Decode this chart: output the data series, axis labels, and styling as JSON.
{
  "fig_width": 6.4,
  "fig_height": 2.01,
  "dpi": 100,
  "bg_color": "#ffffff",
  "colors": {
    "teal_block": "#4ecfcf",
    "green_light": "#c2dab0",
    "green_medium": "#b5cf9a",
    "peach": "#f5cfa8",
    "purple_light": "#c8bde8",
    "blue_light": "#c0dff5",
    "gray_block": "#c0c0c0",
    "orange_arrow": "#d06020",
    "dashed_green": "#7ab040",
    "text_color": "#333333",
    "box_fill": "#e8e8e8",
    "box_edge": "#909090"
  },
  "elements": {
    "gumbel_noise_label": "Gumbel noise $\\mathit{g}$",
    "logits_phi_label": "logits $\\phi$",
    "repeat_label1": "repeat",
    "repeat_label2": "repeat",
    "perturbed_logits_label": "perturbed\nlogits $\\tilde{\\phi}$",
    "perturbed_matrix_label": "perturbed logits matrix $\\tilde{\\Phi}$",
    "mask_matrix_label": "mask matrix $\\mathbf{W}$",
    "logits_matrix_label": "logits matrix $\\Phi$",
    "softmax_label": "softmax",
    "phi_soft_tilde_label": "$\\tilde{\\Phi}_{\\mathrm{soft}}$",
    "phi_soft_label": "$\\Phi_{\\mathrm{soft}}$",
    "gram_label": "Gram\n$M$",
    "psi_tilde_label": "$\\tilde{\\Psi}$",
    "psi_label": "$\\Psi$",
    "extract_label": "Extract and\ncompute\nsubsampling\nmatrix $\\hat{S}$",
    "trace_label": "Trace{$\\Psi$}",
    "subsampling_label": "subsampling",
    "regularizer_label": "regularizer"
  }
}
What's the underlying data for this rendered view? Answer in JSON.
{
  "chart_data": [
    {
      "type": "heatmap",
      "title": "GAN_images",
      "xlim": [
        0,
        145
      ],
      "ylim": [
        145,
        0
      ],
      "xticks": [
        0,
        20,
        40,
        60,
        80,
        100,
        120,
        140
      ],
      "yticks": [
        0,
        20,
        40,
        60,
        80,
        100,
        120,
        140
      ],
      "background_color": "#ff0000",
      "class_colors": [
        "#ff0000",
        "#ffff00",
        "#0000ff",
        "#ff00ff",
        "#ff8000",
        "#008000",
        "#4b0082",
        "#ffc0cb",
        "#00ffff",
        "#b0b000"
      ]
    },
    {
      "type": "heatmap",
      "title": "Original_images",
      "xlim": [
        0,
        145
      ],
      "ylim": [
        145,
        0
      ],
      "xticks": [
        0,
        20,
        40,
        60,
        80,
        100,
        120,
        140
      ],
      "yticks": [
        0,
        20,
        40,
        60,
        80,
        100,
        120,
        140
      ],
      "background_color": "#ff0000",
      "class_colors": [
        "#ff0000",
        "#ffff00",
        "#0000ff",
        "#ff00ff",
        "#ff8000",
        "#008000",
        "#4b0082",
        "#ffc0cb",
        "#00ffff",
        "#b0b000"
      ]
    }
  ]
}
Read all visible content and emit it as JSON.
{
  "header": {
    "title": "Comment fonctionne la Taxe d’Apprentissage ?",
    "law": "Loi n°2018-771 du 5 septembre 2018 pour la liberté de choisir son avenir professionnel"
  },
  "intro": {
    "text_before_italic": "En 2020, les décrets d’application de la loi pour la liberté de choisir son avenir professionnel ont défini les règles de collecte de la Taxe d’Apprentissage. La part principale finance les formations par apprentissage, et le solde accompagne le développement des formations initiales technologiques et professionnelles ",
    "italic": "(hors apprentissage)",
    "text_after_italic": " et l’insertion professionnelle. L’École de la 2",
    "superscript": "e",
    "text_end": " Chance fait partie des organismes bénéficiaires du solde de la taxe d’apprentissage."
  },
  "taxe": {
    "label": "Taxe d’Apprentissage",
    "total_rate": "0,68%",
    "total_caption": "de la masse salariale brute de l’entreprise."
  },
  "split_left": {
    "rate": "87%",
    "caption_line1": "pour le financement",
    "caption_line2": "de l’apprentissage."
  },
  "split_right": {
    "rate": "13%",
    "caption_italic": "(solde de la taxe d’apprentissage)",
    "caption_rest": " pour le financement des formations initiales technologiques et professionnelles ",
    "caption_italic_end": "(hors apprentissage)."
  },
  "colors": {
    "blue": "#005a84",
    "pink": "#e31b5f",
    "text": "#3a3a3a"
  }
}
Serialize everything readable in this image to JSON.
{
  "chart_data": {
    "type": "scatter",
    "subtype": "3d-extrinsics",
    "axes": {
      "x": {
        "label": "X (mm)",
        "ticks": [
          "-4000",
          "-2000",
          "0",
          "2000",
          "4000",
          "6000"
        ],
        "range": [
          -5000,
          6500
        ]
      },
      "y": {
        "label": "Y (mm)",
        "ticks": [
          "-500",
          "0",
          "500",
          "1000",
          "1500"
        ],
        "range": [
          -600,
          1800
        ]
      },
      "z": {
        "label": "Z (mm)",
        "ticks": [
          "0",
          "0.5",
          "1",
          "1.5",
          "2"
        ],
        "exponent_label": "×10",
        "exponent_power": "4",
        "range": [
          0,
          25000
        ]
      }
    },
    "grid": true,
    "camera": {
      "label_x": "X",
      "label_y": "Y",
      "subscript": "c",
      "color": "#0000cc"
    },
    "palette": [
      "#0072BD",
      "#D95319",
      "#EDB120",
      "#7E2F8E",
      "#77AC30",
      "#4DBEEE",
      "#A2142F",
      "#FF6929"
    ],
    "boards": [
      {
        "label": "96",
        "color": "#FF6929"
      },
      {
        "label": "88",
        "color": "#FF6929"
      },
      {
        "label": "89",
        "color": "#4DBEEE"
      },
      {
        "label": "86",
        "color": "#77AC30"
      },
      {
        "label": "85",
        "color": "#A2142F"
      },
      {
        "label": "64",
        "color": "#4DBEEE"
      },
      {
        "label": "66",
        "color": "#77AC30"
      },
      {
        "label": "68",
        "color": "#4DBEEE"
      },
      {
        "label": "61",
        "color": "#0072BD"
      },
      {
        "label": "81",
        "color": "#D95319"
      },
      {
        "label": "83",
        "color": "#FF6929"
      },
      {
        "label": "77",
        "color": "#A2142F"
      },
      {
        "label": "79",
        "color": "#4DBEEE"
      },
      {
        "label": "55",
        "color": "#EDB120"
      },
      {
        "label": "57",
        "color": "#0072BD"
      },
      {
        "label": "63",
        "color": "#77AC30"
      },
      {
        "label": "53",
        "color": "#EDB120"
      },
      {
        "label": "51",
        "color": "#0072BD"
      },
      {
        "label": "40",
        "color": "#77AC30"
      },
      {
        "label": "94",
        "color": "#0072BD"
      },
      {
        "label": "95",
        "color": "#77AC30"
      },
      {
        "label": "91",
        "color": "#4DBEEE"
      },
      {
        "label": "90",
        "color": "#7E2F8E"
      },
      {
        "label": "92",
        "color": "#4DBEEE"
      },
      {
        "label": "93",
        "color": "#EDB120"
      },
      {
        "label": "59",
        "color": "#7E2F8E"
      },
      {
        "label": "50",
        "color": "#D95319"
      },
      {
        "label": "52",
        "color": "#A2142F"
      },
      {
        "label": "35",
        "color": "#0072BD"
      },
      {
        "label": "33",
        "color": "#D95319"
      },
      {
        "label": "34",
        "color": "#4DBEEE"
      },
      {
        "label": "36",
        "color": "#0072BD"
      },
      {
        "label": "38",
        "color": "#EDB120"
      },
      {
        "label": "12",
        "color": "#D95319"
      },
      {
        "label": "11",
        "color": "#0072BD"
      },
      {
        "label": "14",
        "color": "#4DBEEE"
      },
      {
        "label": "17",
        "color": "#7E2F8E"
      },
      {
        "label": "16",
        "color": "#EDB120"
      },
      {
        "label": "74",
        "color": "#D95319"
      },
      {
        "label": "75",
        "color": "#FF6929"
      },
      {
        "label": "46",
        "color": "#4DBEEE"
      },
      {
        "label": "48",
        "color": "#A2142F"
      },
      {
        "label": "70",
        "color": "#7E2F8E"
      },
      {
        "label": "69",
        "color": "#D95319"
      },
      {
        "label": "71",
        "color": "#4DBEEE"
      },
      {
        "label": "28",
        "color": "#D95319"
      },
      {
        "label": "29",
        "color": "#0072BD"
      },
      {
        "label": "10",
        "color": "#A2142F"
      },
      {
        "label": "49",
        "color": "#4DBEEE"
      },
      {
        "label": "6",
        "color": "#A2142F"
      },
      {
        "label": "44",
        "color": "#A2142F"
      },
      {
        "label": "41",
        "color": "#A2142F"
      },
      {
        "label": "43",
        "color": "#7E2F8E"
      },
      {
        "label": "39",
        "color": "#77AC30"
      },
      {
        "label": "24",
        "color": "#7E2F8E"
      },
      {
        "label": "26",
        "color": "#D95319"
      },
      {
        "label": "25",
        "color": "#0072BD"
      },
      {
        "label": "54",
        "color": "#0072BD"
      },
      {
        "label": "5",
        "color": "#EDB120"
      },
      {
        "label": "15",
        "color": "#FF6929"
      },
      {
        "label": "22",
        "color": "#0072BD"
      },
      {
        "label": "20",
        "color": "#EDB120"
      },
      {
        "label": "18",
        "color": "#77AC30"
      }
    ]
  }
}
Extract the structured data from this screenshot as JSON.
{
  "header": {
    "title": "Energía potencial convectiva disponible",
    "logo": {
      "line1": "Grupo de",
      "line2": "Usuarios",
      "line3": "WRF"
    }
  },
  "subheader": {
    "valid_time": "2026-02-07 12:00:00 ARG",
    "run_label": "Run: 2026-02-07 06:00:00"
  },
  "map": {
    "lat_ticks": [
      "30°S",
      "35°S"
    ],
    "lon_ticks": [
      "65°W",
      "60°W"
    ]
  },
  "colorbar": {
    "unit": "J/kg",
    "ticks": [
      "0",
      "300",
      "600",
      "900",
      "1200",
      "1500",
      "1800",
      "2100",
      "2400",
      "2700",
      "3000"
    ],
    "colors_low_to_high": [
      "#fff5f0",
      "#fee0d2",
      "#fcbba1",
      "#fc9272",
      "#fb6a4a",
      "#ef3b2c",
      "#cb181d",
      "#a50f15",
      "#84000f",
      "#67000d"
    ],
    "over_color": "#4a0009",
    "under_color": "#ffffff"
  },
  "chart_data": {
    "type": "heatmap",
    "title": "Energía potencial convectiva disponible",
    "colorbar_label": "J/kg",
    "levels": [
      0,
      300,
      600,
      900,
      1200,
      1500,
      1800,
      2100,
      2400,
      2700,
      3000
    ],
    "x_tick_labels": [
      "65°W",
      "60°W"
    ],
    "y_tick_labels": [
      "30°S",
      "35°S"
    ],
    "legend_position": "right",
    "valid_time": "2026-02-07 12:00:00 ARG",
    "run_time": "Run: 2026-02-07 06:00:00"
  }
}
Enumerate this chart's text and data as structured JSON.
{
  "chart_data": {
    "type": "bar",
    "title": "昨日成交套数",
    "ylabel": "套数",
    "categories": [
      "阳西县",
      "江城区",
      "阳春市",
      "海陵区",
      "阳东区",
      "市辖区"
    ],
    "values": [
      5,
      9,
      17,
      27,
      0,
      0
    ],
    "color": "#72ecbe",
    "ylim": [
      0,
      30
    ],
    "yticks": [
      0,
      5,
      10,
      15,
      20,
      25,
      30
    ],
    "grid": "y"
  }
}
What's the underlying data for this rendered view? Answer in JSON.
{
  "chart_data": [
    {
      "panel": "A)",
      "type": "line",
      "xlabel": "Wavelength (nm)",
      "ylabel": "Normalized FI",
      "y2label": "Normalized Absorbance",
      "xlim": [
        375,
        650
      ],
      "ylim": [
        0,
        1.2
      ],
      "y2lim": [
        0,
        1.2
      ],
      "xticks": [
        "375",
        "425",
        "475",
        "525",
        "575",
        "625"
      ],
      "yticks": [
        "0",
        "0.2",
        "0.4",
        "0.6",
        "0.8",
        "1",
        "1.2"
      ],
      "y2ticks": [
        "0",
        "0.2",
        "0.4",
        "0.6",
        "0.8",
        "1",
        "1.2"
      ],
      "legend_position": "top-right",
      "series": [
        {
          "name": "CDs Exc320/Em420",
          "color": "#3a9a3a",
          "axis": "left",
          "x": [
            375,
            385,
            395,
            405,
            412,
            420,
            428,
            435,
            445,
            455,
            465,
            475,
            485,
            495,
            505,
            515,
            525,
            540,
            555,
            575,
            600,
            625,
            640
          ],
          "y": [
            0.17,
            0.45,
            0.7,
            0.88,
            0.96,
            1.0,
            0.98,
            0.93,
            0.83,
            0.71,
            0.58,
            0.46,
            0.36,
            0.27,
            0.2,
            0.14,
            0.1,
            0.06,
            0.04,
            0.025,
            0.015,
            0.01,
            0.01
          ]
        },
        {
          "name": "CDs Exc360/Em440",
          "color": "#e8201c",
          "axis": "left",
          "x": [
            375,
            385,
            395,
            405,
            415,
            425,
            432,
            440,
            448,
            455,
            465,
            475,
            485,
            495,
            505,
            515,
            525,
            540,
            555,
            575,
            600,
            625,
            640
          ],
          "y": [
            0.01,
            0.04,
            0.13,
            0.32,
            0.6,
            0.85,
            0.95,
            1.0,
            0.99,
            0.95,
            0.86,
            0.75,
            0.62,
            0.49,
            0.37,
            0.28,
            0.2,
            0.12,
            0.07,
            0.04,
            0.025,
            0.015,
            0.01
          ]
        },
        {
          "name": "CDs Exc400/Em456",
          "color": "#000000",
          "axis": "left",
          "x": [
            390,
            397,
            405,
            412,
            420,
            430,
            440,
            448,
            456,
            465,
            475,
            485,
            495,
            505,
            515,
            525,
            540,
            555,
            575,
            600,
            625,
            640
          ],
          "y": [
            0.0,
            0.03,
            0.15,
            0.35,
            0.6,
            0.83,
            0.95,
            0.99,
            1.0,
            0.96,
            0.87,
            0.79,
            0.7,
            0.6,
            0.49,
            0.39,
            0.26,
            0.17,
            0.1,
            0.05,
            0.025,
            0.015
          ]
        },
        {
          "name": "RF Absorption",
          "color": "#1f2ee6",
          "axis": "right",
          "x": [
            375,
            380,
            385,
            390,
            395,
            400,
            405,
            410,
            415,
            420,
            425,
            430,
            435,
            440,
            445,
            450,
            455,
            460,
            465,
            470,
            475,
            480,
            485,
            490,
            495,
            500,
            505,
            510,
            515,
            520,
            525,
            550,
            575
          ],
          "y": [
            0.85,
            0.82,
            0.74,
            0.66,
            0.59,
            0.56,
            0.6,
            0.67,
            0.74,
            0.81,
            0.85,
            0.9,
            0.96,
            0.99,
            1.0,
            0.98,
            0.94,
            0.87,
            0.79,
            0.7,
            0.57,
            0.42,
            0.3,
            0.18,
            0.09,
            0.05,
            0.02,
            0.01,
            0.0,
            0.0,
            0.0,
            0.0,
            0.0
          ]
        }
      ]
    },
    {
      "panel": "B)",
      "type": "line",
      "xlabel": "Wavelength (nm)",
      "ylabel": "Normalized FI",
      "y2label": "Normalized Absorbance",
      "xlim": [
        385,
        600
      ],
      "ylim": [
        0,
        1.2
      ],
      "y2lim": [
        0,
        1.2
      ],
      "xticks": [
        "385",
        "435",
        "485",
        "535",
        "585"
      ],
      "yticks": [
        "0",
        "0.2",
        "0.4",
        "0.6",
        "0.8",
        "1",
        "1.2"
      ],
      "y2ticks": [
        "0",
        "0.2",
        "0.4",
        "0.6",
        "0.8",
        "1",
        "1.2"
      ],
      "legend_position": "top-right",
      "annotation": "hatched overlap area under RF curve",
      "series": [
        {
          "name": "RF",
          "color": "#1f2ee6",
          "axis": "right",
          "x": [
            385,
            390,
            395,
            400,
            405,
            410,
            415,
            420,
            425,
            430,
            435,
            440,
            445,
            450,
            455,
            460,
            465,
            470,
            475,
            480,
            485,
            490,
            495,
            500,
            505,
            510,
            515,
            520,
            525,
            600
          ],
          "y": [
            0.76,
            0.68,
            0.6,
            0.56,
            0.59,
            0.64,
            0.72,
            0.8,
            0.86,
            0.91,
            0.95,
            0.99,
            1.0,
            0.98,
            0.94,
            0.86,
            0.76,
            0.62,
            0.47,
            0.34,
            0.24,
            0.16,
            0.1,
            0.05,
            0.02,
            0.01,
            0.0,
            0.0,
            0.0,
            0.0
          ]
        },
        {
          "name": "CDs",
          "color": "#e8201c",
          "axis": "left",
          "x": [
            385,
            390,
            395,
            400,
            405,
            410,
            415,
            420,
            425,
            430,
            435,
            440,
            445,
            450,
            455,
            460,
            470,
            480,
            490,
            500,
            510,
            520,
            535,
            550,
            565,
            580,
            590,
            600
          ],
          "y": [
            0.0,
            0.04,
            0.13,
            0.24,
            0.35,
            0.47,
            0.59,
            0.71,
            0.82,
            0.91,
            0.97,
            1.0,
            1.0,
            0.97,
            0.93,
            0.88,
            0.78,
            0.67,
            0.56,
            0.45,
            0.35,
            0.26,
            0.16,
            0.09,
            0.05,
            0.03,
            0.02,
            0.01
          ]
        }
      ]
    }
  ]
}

* **Goal**: Sift through the entries and copy every line with "professionnelles".

* **Worked solution**:
    "text_before_italic": "En 2020, les décrets d’application de la loi pour la liberté de choisir son avenir professionnel ont défini les règles de collecte de la Taxe d’Apprentissage. La part principale finance les formations par apprentissage, et le solde accompagne le développement des formations initiales technologiques et professionnelles ",
    "caption_rest": " pour le financement des formations initiales technologiques et professionnelles ",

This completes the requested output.